Data entries:
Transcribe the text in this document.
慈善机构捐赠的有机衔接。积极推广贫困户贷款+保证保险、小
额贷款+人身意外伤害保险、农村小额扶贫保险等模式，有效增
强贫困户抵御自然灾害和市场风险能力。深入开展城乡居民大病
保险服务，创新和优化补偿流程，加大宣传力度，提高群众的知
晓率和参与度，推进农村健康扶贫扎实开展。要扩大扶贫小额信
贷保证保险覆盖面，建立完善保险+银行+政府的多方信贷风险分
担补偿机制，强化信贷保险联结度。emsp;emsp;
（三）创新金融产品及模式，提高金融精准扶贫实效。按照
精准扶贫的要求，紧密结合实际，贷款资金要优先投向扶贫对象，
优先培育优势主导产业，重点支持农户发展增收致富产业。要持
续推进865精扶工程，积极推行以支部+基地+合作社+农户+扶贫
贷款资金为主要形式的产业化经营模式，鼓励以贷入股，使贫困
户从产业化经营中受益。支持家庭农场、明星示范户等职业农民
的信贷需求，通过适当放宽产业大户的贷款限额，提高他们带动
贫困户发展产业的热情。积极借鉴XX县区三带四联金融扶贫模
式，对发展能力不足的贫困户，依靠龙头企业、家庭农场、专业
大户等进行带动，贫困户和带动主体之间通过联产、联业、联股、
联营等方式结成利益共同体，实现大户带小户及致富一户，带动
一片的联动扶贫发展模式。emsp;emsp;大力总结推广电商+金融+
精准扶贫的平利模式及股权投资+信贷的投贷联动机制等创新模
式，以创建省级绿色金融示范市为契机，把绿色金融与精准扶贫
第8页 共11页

**Aim of the exercise**: Which lines hold the string "emsp"? Copy all of them from the data above.

**Full solution**:
担补偿机制，强化信贷保险联结度。emsp;emsp;
一片的联动扶贫发展模式。emsp;emsp;大力总结推广电商+金融+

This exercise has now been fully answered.